- _Work instructions_: Make an exact copy of the entries below.

- _Data rows_:
□ □ □ □ □

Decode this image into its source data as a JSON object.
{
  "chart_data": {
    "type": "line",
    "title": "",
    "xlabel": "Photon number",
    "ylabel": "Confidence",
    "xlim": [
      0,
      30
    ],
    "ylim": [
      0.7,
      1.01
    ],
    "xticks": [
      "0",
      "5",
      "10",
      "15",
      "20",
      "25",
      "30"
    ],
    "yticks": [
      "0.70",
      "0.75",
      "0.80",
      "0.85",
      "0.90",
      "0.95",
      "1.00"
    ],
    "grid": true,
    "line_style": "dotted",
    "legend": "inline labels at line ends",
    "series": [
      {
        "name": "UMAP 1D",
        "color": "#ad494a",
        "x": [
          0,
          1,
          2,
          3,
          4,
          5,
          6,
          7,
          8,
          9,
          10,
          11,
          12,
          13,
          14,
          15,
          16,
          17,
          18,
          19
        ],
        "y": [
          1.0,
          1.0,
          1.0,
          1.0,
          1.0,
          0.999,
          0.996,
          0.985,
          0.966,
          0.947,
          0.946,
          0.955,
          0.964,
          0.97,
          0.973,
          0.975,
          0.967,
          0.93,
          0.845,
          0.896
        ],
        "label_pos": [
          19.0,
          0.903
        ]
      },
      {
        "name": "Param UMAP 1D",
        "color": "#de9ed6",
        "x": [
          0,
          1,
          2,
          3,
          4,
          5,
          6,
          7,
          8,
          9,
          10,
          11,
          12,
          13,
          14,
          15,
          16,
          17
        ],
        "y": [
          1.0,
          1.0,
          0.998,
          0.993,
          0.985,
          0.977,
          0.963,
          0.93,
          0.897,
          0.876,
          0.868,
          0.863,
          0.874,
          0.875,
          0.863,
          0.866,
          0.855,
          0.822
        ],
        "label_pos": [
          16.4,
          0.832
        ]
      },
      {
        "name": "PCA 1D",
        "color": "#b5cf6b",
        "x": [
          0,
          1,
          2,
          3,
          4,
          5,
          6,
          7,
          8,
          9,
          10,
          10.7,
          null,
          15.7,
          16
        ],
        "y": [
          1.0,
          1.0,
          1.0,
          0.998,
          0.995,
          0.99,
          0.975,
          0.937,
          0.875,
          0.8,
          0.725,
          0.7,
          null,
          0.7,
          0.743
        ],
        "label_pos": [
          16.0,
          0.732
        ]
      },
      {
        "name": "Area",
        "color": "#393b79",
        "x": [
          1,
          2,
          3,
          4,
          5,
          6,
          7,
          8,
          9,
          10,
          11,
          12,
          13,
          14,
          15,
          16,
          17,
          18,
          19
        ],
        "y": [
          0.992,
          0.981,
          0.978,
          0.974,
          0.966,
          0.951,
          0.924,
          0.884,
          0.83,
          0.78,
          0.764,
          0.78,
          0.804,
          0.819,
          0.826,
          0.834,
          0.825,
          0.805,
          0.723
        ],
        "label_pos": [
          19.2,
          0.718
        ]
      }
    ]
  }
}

□ □ □ □ □

- _Task result_:
Decode this image into its source data as a JSON object.
{
  "chart_data": {
    "type": "line",
    "title": "",
    "xlabel": "Photon number",
    "ylabel": "Confidence",
    "xlim": [
      0,
      30
    ],
    "ylim": [
      0.7,
      1.01
    ],
    "xticks": [
      "0",
      "5",
      "10",
      "15",
      "20",
      "25",
      "30"
    ],
    "yticks": [
      "0.70",
      "0.75",
      "0.80",
      "0.85",
      "0.90",
      "0.95",
      "1.00"
    ],
    "grid": true,
    "line_style": "dotted",
    "legend": "inline labels at line ends",
    "series": [
      {
        "name": "UMAP 1D",
        "color": "#ad494a",
        "x": [
          0,
          1,
          2,
          3,
          4,
          5,
          6,
          7,
          8,
          9,
          10,
          11,
          12,
          13,
          14,
          15,
          16,
          17,
          18,
          19
        ],
        "y": [
          1.0,
          1.0,
          1.0,
          1.0,
          1.0,
          0.999,
          0.996,
          0.985,
          0.966,
          0.947,
          0.946,
          0.955,
          0.964,
          0.97,
          0.973,
          0.975,
          0.967,
          0.93,
          0.845,
          0.896
        ],
        "label_pos": [
          19.0,
          0.903
        ]
      },
      {
        "name": "Param UMAP 1D",
        "color": "#de9ed6",
        "x": [
          0,
          1,
          2,
          3,
          4,
          5,
          6,
          7,
          8,
          9,
          10,
          11,
          12,
          13,
          14,
          15,
          16,
          17
        ],
        "y": [
          1.0,
          1.0,
          0.998,
          0.993,
          0.985,
          0.977,
          0.963,
          0.93,
          0.897,
          0.876,
          0.868,
          0.863,
          0.874,
          0.875,
          0.863,
          0.866,
          0.855,
          0.822
        ],
        "label_pos": [
          16.4,
          0.832
        ]
      },
      {
        "name": "PCA 1D",
        "color": "#b5cf6b",
        "x": [
          0,
          1,
          2,
          3,
          4,
          5,
          6,
          7,
          8,
          9,
          10,
          10.7,
          null,
          15.7,
          16
        ],
        "y": [
          1.0,
          1.0,
          1.0,
          0.998,
          0.995,
          0.99,
          0.975,
          0.937,
          0.875,
          0.8,
          0.725,
          0.7,
          null,
          0.7,
          0.743
        ],
        "label_pos": [
          16.0,
          0.732
        ]
      },
      {
        "name": "Area",
        "color": "#393b79",
        "x": [
          1,
          2,
          3,
          4,
          5,
          6,
          7,
          8,
          9,
          10,
          11,
          12,
          13,
          14,
          15,
          16,
          17,
          18,
          19
        ],
        "y": [
          0.992,
          0.981,
          0.978,
          0.974,
          0.966,
          0.951,
          0.924,
          0.884,
          0.83,
          0.78,
          0.764,
          0.78,
          0.804,
          0.819,
          0.826,
          0.834,
          0.825,
          0.805,
          0.723
        ],
        "label_pos": [
          19.2,
          0.718
        ]
      }
    ]
  }
}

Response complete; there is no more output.